The history of energy in Sri Lanka dates back to the colonial period. In 1895 Bousted Brothers, a private colonial company, shipped diesel generators from England to the island nation and supplied electricity to a handful of mercantile firms in Fort Colombo. Less than a decade later a private firm was established to distribute electricity in the country. In 1905 central Kandy was lit by electric lights for the first time by the Kandy Lighting Company, a subsidiary of the Colombo Gas & Water Company. Seven years later D J Wimalasurendra, a Sri Lankan engineer who is known today as the “father of hydropower”, began to design the country’s first hydroelectric dam. It took him nine years to complete the project due to a lack of support from his superiors at the Department of Public Works. During the first half of the 20th century, the development of power projects in Sri Lanka took place largely as a result of Sri Lanka’s booming tea industry, which required small hydropower plants to power tea processing factories.
━━━━
Brief a:
Copy the dataset items verbatim, everything from the start of the records down to the line containing "data-point bbox=[224, 427, 231, 468]", including both ends.

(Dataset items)
━━━━
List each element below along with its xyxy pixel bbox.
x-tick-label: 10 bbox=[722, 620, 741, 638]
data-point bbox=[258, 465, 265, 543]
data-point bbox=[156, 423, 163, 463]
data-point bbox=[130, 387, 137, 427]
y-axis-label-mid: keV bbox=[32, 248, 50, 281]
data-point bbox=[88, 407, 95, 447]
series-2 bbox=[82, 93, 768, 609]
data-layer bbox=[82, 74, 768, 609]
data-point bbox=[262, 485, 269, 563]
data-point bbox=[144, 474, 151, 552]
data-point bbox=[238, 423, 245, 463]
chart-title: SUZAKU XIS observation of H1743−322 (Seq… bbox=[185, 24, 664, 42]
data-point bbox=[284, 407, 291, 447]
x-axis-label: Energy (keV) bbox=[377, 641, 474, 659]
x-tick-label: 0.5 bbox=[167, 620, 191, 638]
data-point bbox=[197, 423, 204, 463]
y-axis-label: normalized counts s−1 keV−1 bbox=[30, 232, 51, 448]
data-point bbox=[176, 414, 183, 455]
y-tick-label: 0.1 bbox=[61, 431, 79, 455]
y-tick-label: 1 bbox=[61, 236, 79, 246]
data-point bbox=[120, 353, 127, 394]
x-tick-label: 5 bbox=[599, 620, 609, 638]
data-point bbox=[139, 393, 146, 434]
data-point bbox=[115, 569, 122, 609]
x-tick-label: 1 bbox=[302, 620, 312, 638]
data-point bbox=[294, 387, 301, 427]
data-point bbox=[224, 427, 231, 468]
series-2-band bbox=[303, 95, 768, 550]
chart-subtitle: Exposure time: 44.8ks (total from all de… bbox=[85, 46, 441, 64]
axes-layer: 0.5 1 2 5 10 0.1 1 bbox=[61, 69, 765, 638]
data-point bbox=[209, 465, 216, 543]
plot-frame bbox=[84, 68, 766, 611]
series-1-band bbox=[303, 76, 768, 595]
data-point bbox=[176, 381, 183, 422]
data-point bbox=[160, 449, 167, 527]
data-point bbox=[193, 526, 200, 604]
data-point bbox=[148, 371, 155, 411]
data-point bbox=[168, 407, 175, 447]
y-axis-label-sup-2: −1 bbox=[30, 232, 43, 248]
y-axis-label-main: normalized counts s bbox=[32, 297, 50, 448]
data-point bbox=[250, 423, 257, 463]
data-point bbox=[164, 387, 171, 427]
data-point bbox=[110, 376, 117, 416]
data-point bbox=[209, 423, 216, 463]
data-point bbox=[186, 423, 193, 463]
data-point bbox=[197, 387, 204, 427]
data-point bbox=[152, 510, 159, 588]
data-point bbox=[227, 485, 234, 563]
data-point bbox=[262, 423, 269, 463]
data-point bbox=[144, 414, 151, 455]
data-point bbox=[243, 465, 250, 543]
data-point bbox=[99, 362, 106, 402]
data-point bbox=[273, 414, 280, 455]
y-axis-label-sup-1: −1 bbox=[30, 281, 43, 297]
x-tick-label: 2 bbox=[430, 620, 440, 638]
━━━━
Brief b:
Summarize the source document on the history of energy in Sri Lanka in two sentences.

Solution a:
List each element below along with its xyxy pixel bbox.
x-tick-label: 10 bbox=[722, 620, 741, 638]
data-point bbox=[258, 465, 265, 543]
data-point bbox=[156, 423, 163, 463]
data-point bbox=[130, 387, 137, 427]
y-axis-label-mid: keV bbox=[32, 248, 50, 281]
data-point bbox=[88, 407, 95, 447]
series-2 bbox=[82, 93, 768, 609]
data-layer bbox=[82, 74, 768, 609]
data-point bbox=[262, 485, 269, 563]
data-point bbox=[144, 474, 151, 552]
data-point bbox=[238, 423, 245, 463]
chart-title: SUZAKU XIS observation of H1743−322 (Seq… bbox=[185, 24, 664, 42]
data-point bbox=[284, 407, 291, 447]
x-axis-label: Energy (keV) bbox=[377, 641, 474, 659]
x-tick-label: 0.5 bbox=[167, 620, 191, 638]
data-point bbox=[197, 423, 204, 463]
y-axis-label: normalized counts s−1 keV−1 bbox=[30, 232, 51, 448]
data-point bbox=[176, 414, 183, 455]
y-tick-label: 0.1 bbox=[61, 431, 79, 455]
y-tick-label: 1 bbox=[61, 236, 79, 246]
data-point bbox=[120, 353, 127, 394]
x-tick-label: 5 bbox=[599, 620, 609, 638]
data-point bbox=[139, 393, 146, 434]
data-point bbox=[115, 569, 122, 609]
x-tick-label: 1 bbox=[302, 620, 312, 638]
data-point bbox=[294, 387, 301, 427]
data-point bbox=[224, 427, 231, 468]

Solution b:
Electricity in Sri Lanka dates back to the colonial period, when Bousted Brothers shipped diesel generators from England in 1895 to power a handful of mercantile firms in Fort Colombo, and in 1905 the Kandy Lighting Company lit central Kandy with electric lights for the first time. Engineer D J Wimalasurendra later designed the country's first hydroelectric dam, taking nine years because of a lack of support from his superiors, and in the first half of the 20th century power projects developed largely because the booming tea industry needed small hydropower plants for its processing factories.